Stored data
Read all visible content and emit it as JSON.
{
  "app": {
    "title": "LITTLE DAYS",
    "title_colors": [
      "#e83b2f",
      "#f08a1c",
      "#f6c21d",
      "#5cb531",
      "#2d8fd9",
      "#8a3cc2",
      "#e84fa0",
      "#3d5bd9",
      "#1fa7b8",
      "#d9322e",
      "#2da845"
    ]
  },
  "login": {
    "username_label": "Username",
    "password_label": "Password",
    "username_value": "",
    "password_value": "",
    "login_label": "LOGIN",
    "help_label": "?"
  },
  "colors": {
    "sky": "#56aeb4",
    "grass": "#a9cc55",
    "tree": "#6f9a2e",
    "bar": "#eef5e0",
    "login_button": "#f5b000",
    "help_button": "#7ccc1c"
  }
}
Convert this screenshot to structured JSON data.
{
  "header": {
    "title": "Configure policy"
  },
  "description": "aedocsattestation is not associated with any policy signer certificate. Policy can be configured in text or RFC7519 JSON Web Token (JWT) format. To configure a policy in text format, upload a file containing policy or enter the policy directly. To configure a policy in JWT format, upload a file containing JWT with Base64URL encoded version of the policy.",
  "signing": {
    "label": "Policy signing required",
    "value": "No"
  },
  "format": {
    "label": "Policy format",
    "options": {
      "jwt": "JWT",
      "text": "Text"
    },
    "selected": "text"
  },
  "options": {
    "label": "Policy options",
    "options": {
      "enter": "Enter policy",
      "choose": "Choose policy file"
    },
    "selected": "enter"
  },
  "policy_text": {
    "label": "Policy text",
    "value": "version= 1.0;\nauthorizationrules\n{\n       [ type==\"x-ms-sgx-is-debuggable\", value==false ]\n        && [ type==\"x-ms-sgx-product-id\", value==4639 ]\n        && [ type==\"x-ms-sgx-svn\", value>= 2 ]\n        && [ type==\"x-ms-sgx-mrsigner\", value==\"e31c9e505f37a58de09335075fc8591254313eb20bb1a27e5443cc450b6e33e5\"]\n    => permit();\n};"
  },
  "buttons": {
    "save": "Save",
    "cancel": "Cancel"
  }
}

*Problem description*.
Output the listing above exactly as it appears.

*Answer to the exercise*.
Read all visible content and emit it as JSON.
{
  "app": {
    "title": "LITTLE DAYS",
    "title_colors": [
      "#e83b2f",
      "#f08a1c",
      "#f6c21d",
      "#5cb531",
      "#2d8fd9",
      "#8a3cc2",
      "#e84fa0",
      "#3d5bd9",
      "#1fa7b8",
      "#d9322e",
      "#2da845"
    ]
  },
  "login": {
    "username_label": "Username",
    "password_label": "Password",
    "username_value": "",
    "password_value": "",
    "login_label": "LOGIN",
    "help_label": "?"
  },
  "colors": {
    "sky": "#56aeb4",
    "grass": "#a9cc55",
    "tree": "#6f9a2e",
    "bar": "#eef5e0",
    "login_button": "#f5b000",
    "help_button": "#7ccc1c"
  }
}
Convert this screenshot to structured JSON data.
{
  "header": {
    "title": "Configure policy"
  },
  "description": "aedocsattestation is not associated with any policy signer certificate. Policy can be configured in text or RFC7519 JSON Web Token (JWT) format. To configure a policy in text format, upload a file containing policy or enter the policy directly. To configure a policy in JWT format, upload a file containing JWT with Base64URL encoded version of the policy.",
  "signing": {
    "label": "Policy signing required",
    "value": "No"
  },
  "format": {
    "label": "Policy format",
    "options": {
      "jwt": "JWT",
      "text": "Text"
    },
    "selected": "text"
  },
  "options": {
    "label": "Policy options",
    "options": {
      "enter": "Enter policy",
      "choose": "Choose policy file"
    },
    "selected": "enter"
  },
  "policy_text": {
    "label": "Policy text",
    "value": "version= 1.0;\nauthorizationrules\n{\n       [ type==\"x-ms-sgx-is-debuggable\", value==false ]\n        && [ type==\"x-ms-sgx-product-id\", value==4639 ]\n        && [ type==\"x-ms-sgx-svn\", value>= 2 ]\n        && [ type==\"x-ms-sgx-mrsigner\", value==\"e31c9e505f37a58de09335075fc8591254313eb20bb1a27e5443cc450b6e33e5\"]\n    => permit();\n};"
  },
  "buttons": {
    "save": "Save",
    "cancel": "Cancel"
  }
}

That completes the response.